— Start TASK INPUTS —
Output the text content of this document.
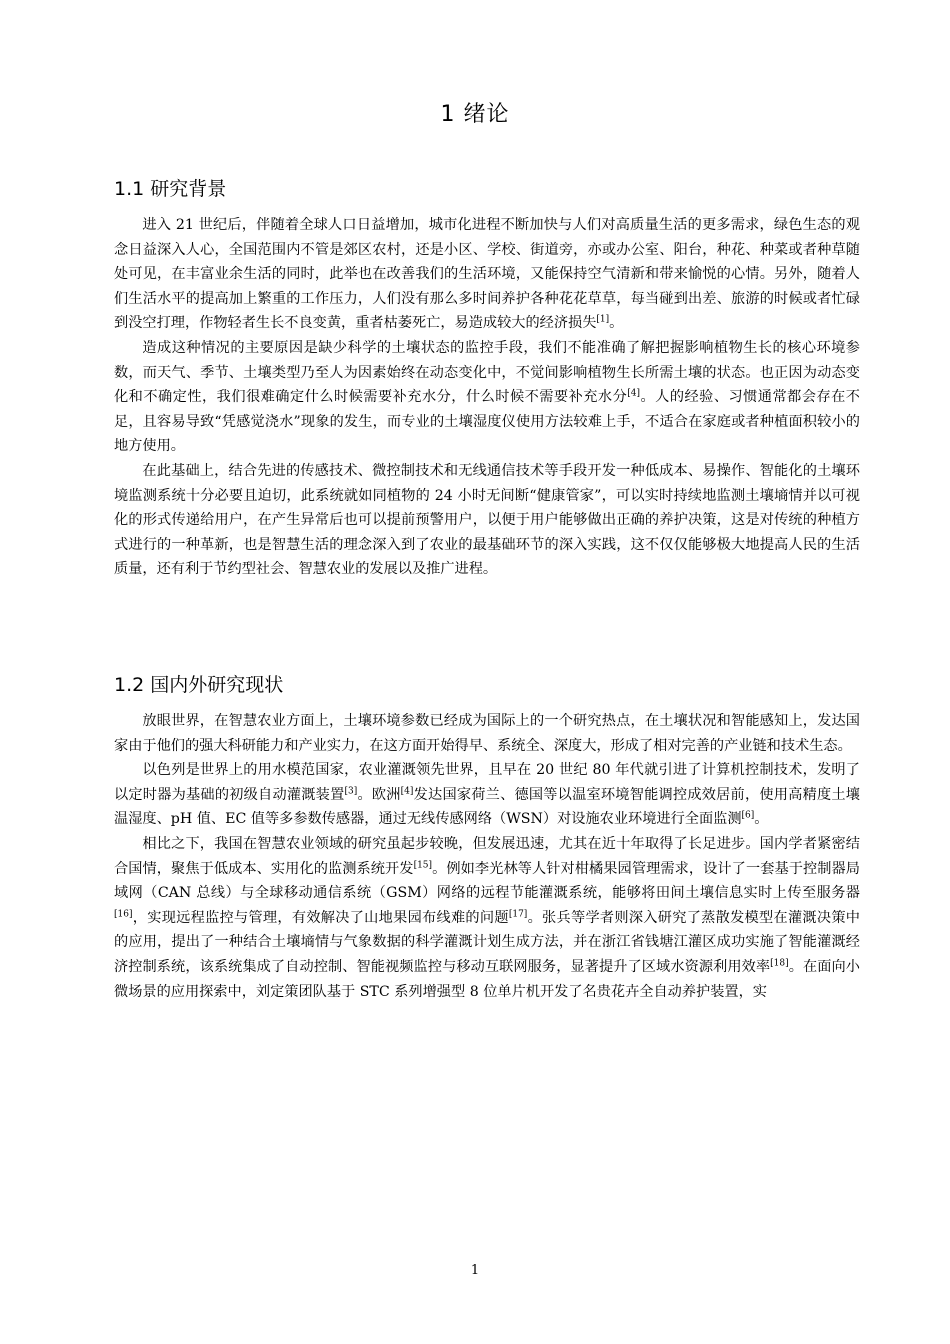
1 绪论
1.1 研究背景

进入 21 世纪后，伴随着全球人口日益增加，城市化进程不断加快与人们对高质量生活的更多需求，绿色生态的观念日益深入人心，全国范围内不管是郊区农村，还是小区、学校、街道旁，亦或办公室、阳台，种花、种菜或者种草随处可见，在丰富业余生活的同时，此举也在改善我们的生活环境，又能保持空气清新和带来愉悦的心情。另外，随着人们生活水平的提高加上繁重的工作压力，人们没有那么多时间养护各种花花草草，每当碰到出差、旅游的时候或者忙碌到没空打理，作物轻者生长不良变黄，重者枯萎死亡，易造成较大的经济损失[1]。

造成这种情况的主要原因是缺少科学的土壤状态的监控手段，我们不能准确了解把握影响植物生长的核心环境参数，而天气、季节、土壤类型乃至人为因素始终在动态变化中，不觉间影响植物生长所需土壤的状态。也正因为动态变化和不确定性，我们很难确定什么时候需要补充水分，什么时候不需要补充水分[4]。人的经验、习惯通常都会存在不足，且容易导致“凭感觉浇水”现象的发生，而专业的土壤湿度仪使用方法较难上手，不适合在家庭或者种植面积较小的地方使用。

在此基础上，结合先进的传感技术、微控制技术和无线通信技术等手段开发一种低成本、易操作、智能化的土壤环境监测系统十分必要且迫切，此系统就如同植物的 24 小时无间断“健康管家”，可以实时持续地监测土壤墒情并以可视化的形式传递给用户，在产生异常后也可以提前预警用户，以便于用户能够做出正确的养护决策，这是对传统的种植方式进行的一种革新，也是智慧生活的理念深入到了农业的最基础环节的深入实践，这不仅仅能够极大地提高人民的生活质量，还有利于节约型社会、智慧农业的发展以及推广进程。

1.2 国内外研究现状

放眼世界，在智慧农业方面上，土壤环境参数已经成为国际上的一个研究热点，在土壤状况和智能感知上，发达国家由于他们的强大科研能力和产业实力，在这方面开始得早、系统全、深度大，形成了相对完善的产业链和技术生态。

以色列是世界上的用水模范国家，农业灌溉领先世界，且早在 20 世纪 80 年代就引进了计算机控制技术，发明了以定时器为基础的初级自动灌溉装置[3]。欧洲[4]发达国家荷兰、德国等以温室环境智能调控成效居前，使用高精度土壤温湿度、pH 值、EC 值等多参数传感器，通过无线传感网络（WSN）对设施农业环境进行全面监测[6]。

相比之下，我国在智慧农业领域的研究虽起步较晚，但发展迅速，尤其在近十年取得了长足进步。国内学者紧密结合国情，聚焦于低成本、实用化的监测系统开发[15]。例如李光林等人针对柑橘果园管理需求，设计了一套基于控制器局域网（CAN 总线）与全球移动通信系统（GSM）网络的远程节能灌溉系统，能够将田间土壤信息实时上传至服务器[16]，实现远程监控与管理，有效解决了山地果园布线难的问题[17]。张兵等学者则深入研究了蒸散发模型在灌溉决策中的应用，提出了一种结合土壤墒情与气象数据的科学灌溉计划生成方法，并在浙江省钱塘江灌区成功实施了智能灌溉经济控制系统，该系统集成了自动控制、智能视频监控与移动互联网服务，显著提升了区域水资源利用效率[18]。在面向小微场景的应用探索中，刘定策团队基于 STC 系列增强型 8 位单片机开发了名贵花卉全自动养护装置，实

1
— End TASK INPUTS —
■ TASK DESCRIPTION:
Write out the material above once more, exactly as it reads, with no pictures.

■ FINISHED ANSWER:
Output the text content of this document.
1 绪论
1.1 研究背景

进入 21 世纪后，伴随着全球人口日益增加，城市化进程不断加快与人们对高质量生活的更多需求，绿色生态的观念日益深入人心，全国范围内不管是郊区农村，还是小区、学校、街道旁，亦或办公室、阳台，种花、种菜或者种草随处可见，在丰富业余生活的同时，此举也在改善我们的生活环境，又能保持空气清新和带来愉悦的心情。另外，随着人们生活水平的提高加上繁重的工作压力，人们没有那么多时间养护各种花花草草，每当碰到出差、旅游的时候或者忙碌到没空打理，作物轻者生长不良变黄，重者枯萎死亡，易造成较大的经济损失[1]。

造成这种情况的主要原因是缺少科学的土壤状态的监控手段，我们不能准确了解把握影响植物生长的核心环境参数，而天气、季节、土壤类型乃至人为因素始终在动态变化中，不觉间影响植物生长所需土壤的状态。也正因为动态变化和不确定性，我们很难确定什么时候需要补充水分，什么时候不需要补充水分[4]。人的经验、习惯通常都会存在不足，且容易导致“凭感觉浇水”现象的发生，而专业的土壤湿度仪使用方法较难上手，不适合在家庭或者种植面积较小的地方使用。

在此基础上，结合先进的传感技术、微控制技术和无线通信技术等手段开发一种低成本、易操作、智能化的土壤环境监测系统十分必要且迫切，此系统就如同植物的 24 小时无间断“健康管家”，可以实时持续地监测土壤墒情并以可视化的形式传递给用户，在产生异常后也可以提前预警用户，以便于用户能够做出正确的养护决策，这是对传统的种植方式进行的一种革新，也是智慧生活的理念深入到了农业的最基础环节的深入实践，这不仅仅能够极大地提高人民的生活质量，还有利于节约型社会、智慧农业的发展以及推广进程。

1.2 国内外研究现状

放眼世界，在智慧农业方面上，土壤环境参数已经成为国际上的一个研究热点，在土壤状况和智能感知上，发达国家由于他们的强大科研能力和产业实力，在这方面开始得早、系统全、深度大，形成了相对完善的产业链和技术生态。

以色列是世界上的用水模范国家，农业灌溉领先世界，且早在 20 世纪 80 年代就引进了计算机控制技术，发明了以定时器为基础的初级自动灌溉装置[3]。欧洲[4]发达国家荷兰、德国等以温室环境智能调控成效居前，使用高精度土壤温湿度、pH 值、EC 值等多参数传感器，通过无线传感网络（WSN）对设施农业环境进行全面监测[6]。

相比之下，我国在智慧农业领域的研究虽起步较晚，但发展迅速，尤其在近十年取得了长足进步。国内学者紧密结合国情，聚焦于低成本、实用化的监测系统开发[15]。例如李光林等人针对柑橘果园管理需求，设计了一套基于控制器局域网（CAN 总线）与全球移动通信系统（GSM）网络的远程节能灌溉系统，能够将田间土壤信息实时上传至服务器[16]，实现远程监控与管理，有效解决了山地果园布线难的问题[17]。张兵等学者则深入研究了蒸散发模型在灌溉决策中的应用，提出了一种结合土壤墒情与气象数据的科学灌溉计划生成方法，并在浙江省钱塘江灌区成功实施了智能灌溉经济控制系统，该系统集成了自动控制、智能视频监控与移动互联网服务，显著提升了区域水资源利用效率[18]。在面向小微场景的应用探索中，刘定策团队基于 STC 系列增强型 8 位单片机开发了名贵花卉全自动养护装置，实

1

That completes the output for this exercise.